_Dataset extract_.
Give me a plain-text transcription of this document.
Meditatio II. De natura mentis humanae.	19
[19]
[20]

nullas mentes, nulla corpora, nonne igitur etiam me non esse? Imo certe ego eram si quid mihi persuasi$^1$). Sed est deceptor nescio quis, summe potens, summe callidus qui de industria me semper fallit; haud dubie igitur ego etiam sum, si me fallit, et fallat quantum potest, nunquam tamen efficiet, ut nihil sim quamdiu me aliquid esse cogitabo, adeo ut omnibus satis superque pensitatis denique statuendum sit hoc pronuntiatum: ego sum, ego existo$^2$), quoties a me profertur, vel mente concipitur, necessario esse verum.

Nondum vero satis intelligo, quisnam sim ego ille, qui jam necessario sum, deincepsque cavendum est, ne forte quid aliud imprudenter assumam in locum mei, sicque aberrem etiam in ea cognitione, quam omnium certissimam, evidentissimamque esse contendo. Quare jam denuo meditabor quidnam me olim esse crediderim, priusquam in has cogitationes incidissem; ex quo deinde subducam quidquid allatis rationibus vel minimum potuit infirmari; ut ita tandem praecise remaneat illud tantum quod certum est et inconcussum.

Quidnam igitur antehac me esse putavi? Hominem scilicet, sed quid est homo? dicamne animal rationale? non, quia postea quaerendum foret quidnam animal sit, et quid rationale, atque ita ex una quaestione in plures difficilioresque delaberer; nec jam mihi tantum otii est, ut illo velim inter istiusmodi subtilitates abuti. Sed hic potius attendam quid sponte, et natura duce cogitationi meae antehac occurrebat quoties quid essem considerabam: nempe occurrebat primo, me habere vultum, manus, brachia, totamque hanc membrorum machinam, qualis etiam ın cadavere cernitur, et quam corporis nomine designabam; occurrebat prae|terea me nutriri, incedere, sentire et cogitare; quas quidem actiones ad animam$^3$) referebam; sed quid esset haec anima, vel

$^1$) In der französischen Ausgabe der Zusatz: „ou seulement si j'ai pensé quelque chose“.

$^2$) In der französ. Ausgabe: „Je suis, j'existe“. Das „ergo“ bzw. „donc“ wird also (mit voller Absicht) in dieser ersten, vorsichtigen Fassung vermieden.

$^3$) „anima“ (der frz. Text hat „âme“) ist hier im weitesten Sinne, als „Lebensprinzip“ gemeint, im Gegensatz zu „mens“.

_Task to carry out_. From the records above, extract each line exactly as shown.

_Solution for this exercise_.
Give me a plain-text transcription of this document.
Meditatio II. De natura mentis humanae.	19
[19]
[20]

nullas mentes, nulla corpora, nonne igitur etiam me non esse? Imo certe ego eram si quid mihi persuasi$^1$). Sed est deceptor nescio quis, summe potens, summe callidus qui de industria me semper fallit; haud dubie igitur ego etiam sum, si me fallit, et fallat quantum potest, nunquam tamen efficiet, ut nihil sim quamdiu me aliquid esse cogitabo, adeo ut omnibus satis superque pensitatis denique statuendum sit hoc pronuntiatum: ego sum, ego existo$^2$), quoties a me profertur, vel mente concipitur, necessario esse verum.

Nondum vero satis intelligo, quisnam sim ego ille, qui jam necessario sum, deincepsque cavendum est, ne forte quid aliud imprudenter assumam in locum mei, sicque aberrem etiam in ea cognitione, quam omnium certissimam, evidentissimamque esse contendo. Quare jam denuo meditabor quidnam me olim esse crediderim, priusquam in has cogitationes incidissem; ex quo deinde subducam quidquid allatis rationibus vel minimum potuit infirmari; ut ita tandem praecise remaneat illud tantum quod certum est et inconcussum.

Quidnam igitur antehac me esse putavi? Hominem scilicet, sed quid est homo? dicamne animal rationale? non, quia postea quaerendum foret quidnam animal sit, et quid rationale, atque ita ex una quaestione in plures difficilioresque delaberer; nec jam mihi tantum otii est, ut illo velim inter istiusmodi subtilitates abuti. Sed hic potius attendam quid sponte, et natura duce cogitationi meae antehac occurrebat quoties quid essem considerabam: nempe occurrebat primo, me habere vultum, manus, brachia, totamque hanc membrorum machinam, qualis etiam ın cadavere cernitur, et quam corporis nomine designabam; occurrebat prae|terea me nutriri, incedere, sentire et cogitare; quas quidem actiones ad animam$^3$) referebam; sed quid esset haec anima, vel

$^1$) In der französischen Ausgabe der Zusatz: „ou seulement si j'ai pensé quelque chose“.

$^2$) In der französ. Ausgabe: „Je suis, j'existe“. Das „ergo“ bzw. „donc“ wird also (mit voller Absicht) in dieser ersten, vorsichtigen Fassung vermieden.

$^3$) „anima“ (der frz. Text hat „âme“) ist hier im weitesten Sinne, als „Lebensprinzip“ gemeint, im Gegensatz zu „mens“.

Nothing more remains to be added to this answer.